— APPLY WHAT YOU READ —
1. Write out the G7 dollar article word for word, starting at "WASHINGTON -- The" and ending after "dollar's weak underbelly.".
2. Extend the news article about the G7 meeting and the dollar past the point where it stops.

— PROVIDED TEXT —
Section: Daily Dispatches

By Kevin Plumberg
Reuters
Saturday, April 22, 2006

http://za.today.reuters.com/news/newsArticle.aspx?
type=businessNews&storyID=2006-04-
22T082045Z_01_ALL229960_RTRIDST_0_OZABS-GROUP-FOREX-20060422.XML

WASHINGTON -- The overall message that markets will take away from
finance officials from the Group of Seven rich nations who met on
Friday is quite simple: The dollar will decline.

The ominous combination of a widely forecast slowing of the U.S.
economy this year, growing fiscal and trade deficits, and increasing
international pressure on China to allow its currency to strengthen
ultimately puts a spotlight on the dollar's weak underbelly.

"You would have to be blind, deaf, and dumb not to see that as
pointing to a direction for the dollar," said David Gilmore, partner
with FX Analytics in Essex, Connecticut.

In its post-meeting statement, the G7 finance ministers and central
bankers stepped up pressure on China by naming -- twice -- the
world's fourth largest economy as one of the "emerging economies
with large current account surpluses" that needs to allow more
flexibility in its currency.

In fact, in an annex to the statement, which focused on repairing
global imbalances between some countries that run relatively huge
trade deficits and others that have large surpluses, the G7
officials said greater flexibility in China's yuan is needed to
allow "necessary appreciations."

— Page layout parsing data —
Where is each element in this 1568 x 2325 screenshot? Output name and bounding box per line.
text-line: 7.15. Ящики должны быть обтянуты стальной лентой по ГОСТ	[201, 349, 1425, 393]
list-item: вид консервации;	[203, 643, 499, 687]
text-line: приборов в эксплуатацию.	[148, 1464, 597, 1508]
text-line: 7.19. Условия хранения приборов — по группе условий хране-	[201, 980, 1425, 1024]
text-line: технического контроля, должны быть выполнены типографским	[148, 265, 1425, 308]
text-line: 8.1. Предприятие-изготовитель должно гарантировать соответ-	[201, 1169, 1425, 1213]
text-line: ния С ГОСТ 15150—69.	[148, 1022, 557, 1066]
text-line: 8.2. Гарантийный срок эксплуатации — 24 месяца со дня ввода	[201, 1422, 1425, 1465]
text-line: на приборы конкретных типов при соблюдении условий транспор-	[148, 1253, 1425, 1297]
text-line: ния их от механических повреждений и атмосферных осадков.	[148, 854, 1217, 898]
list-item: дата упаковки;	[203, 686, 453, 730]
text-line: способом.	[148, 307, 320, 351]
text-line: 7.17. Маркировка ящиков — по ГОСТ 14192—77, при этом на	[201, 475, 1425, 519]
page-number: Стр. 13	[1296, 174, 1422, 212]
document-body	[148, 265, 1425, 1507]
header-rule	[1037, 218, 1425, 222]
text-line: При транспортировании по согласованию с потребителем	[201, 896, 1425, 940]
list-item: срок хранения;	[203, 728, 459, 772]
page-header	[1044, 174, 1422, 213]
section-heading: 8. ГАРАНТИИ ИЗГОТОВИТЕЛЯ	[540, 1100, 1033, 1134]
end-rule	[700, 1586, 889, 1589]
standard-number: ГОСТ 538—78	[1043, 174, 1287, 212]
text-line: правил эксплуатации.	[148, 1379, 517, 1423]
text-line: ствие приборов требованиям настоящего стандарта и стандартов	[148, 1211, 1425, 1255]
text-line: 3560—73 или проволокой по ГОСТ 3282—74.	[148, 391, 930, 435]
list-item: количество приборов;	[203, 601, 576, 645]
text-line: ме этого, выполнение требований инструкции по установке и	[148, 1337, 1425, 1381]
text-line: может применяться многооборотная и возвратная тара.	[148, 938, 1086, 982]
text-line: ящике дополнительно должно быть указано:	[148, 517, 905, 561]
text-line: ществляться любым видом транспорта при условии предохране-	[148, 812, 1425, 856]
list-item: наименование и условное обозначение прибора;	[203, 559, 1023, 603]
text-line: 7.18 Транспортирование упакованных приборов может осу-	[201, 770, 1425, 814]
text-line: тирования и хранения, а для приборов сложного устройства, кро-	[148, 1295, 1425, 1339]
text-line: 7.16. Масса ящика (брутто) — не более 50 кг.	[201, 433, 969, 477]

— SET OF ANSWERS —
1.
WASHINGTON -- The overall message that markets will take away from
finance officials from the Group of Seven rich nations who met on
Friday is quite simple: The dollar will decline.

The ominous combination of a widely forecast slowing of the U.S.
economy this year, growing fiscal and trade deficits, and increasing
international pressure on China to allow its currency to strengthen
ultimately puts a spotlight on the dollar's weak underbelly.

2.
Some analysts viewed such pointed pronouncements as a measure of how
unsustainable the U.S. trade deficit -- which last year widened to
$723 billion, nearly 6 percent of gross domestic product -- has
become.

"What might prompt some dollar fears is that the United States is
closer to admitting the deficits are a big problem," said Naomi
Fink, currency strategist with BNP Paribas in New York.

At $875.1 billion, China's central bank holds the world's largest
foreign currency reserves, partly because Beijing regularly buys
dollars to hold down the value of the yuan.

"This is not a flashing sell signal for the dollar," noted Gilmore,
who called the inclusion of China's name in the G7 communique
an "evolution" of international views that would weigh on the
greenback over time.

Participants in a conference on global imbalances sponsored by the
International Monetary Fund were told the U.S. economy will likely
slow along with the pace of consumer spending and that could
ultimately drag the dollar down.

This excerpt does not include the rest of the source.